RECORDS FOR THE TASK:

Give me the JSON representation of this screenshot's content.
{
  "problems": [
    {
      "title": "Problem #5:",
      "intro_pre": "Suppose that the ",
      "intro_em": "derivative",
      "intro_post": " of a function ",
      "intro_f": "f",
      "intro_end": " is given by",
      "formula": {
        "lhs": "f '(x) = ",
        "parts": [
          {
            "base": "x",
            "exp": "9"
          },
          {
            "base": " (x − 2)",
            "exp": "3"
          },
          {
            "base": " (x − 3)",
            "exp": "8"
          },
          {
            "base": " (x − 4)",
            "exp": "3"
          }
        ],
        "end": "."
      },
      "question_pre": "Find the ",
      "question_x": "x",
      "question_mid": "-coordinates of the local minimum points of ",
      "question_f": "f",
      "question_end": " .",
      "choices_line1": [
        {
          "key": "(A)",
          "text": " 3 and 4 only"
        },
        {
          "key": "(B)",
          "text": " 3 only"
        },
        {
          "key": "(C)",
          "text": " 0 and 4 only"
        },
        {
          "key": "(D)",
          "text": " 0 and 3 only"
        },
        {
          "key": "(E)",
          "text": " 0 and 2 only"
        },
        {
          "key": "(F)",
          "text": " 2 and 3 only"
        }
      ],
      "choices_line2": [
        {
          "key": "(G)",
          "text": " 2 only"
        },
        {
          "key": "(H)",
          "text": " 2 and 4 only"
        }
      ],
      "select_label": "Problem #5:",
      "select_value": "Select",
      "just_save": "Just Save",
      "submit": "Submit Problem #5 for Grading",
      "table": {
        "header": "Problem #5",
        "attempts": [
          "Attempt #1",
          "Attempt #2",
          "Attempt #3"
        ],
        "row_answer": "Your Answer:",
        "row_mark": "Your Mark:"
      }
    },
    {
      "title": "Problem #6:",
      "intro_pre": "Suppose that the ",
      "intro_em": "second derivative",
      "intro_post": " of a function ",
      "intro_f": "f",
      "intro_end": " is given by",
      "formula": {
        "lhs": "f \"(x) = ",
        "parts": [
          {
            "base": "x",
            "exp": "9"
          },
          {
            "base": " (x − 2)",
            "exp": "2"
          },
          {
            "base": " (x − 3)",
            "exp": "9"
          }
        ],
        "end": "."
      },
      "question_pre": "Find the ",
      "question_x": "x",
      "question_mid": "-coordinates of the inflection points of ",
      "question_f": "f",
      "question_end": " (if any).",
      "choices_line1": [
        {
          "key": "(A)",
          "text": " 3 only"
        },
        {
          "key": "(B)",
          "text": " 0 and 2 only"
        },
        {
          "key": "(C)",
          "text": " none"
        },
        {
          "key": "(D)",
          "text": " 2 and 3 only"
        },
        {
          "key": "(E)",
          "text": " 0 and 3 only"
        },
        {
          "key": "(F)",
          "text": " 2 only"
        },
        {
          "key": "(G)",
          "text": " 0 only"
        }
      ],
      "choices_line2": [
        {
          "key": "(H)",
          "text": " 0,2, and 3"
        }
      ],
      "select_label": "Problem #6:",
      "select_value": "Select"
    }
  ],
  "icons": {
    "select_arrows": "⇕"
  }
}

PROMPT: Only lines with the word "derivative" should be collected from the material.

FINISHED ANSWER:
      "intro_em": "derivative",
      "intro_em": "second derivative",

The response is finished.